## GOAL
Go through the data below. List every line that holds the word "this".

[Saved entries]
-=-=-
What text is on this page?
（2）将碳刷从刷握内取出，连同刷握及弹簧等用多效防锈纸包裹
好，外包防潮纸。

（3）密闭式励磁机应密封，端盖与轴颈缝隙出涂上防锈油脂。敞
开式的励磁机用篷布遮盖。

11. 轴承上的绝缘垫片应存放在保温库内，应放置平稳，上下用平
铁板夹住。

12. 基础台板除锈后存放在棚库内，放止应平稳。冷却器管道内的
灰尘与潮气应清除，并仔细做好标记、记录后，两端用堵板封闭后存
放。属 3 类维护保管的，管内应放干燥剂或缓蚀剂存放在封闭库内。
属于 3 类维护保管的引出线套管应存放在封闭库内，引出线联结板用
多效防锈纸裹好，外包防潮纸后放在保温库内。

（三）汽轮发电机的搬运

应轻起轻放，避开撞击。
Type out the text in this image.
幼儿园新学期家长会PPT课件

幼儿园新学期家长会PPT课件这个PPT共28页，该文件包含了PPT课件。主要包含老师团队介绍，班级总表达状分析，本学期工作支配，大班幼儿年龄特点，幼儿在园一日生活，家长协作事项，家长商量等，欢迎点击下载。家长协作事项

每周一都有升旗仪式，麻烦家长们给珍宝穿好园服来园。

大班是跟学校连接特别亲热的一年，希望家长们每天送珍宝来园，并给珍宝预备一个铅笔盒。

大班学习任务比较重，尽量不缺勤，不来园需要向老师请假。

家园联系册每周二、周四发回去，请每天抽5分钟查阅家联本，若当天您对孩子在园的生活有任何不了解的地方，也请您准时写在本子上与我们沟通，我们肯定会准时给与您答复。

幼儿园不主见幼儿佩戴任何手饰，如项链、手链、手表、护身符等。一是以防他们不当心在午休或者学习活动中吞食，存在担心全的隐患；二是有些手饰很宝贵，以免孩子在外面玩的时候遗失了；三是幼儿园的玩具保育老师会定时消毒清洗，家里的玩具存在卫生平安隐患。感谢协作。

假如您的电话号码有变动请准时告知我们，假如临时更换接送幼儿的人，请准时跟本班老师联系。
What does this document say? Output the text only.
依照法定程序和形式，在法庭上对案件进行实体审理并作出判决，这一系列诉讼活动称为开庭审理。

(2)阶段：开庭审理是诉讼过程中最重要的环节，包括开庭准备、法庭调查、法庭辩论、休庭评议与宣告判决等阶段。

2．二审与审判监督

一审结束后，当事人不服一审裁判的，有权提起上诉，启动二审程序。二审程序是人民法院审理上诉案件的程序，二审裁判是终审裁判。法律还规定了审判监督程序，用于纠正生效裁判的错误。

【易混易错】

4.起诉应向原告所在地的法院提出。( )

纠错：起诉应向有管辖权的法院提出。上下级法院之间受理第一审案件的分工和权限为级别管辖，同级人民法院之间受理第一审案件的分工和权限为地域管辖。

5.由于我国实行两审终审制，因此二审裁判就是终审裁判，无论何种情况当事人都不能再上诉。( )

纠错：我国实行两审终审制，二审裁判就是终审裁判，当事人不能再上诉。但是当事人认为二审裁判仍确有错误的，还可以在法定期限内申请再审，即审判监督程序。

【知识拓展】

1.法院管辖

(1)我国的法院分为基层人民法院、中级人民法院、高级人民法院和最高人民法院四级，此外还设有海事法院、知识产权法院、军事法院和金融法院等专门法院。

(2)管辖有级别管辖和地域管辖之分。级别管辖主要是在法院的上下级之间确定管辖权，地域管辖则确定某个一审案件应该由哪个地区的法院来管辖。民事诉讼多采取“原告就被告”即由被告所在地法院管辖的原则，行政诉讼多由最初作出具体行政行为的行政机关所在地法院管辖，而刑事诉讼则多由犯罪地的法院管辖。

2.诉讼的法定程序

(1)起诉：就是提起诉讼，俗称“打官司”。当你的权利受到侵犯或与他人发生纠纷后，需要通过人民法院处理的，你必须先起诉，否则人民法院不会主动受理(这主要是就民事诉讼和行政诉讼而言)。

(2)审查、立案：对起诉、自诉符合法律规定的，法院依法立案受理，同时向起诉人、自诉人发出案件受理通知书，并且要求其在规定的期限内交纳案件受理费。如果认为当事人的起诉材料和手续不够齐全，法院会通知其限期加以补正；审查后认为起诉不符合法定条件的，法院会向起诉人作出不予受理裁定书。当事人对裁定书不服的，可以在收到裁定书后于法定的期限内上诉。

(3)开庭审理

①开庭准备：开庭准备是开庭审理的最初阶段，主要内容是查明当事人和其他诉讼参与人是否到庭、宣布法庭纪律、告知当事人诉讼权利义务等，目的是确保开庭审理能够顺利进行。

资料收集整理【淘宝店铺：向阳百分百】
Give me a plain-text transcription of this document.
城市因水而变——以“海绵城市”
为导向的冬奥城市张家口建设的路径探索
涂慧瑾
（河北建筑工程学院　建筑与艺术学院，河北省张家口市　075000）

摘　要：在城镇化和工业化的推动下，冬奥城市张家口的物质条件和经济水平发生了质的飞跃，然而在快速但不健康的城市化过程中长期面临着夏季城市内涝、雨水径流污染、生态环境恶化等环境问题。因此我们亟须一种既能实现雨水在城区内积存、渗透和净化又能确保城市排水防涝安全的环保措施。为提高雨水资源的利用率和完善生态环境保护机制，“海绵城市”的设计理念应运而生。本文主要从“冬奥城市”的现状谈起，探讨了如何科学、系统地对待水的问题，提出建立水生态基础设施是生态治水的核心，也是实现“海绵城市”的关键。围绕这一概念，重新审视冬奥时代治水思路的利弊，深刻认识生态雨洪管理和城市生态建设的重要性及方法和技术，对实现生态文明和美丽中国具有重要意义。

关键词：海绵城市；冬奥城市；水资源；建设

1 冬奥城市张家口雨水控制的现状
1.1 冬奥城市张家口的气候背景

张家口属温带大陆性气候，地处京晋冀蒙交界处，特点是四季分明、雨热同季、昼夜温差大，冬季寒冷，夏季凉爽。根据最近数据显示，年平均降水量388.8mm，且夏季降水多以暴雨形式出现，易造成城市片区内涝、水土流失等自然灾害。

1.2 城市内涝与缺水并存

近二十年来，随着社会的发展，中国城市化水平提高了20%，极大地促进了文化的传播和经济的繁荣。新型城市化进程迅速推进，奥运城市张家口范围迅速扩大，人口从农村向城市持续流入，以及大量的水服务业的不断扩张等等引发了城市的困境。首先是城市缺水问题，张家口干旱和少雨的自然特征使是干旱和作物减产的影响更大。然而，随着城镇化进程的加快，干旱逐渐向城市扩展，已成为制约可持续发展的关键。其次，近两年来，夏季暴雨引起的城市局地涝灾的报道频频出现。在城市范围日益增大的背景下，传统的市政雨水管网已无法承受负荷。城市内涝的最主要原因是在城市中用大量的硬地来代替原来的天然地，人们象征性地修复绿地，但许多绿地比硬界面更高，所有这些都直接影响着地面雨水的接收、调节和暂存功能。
-=-=-
## ANSWER BELOW
What text is on this page?
Type out the text in this image.
What does this document say? Output the text only.
Give me a plain-text transcription of this document.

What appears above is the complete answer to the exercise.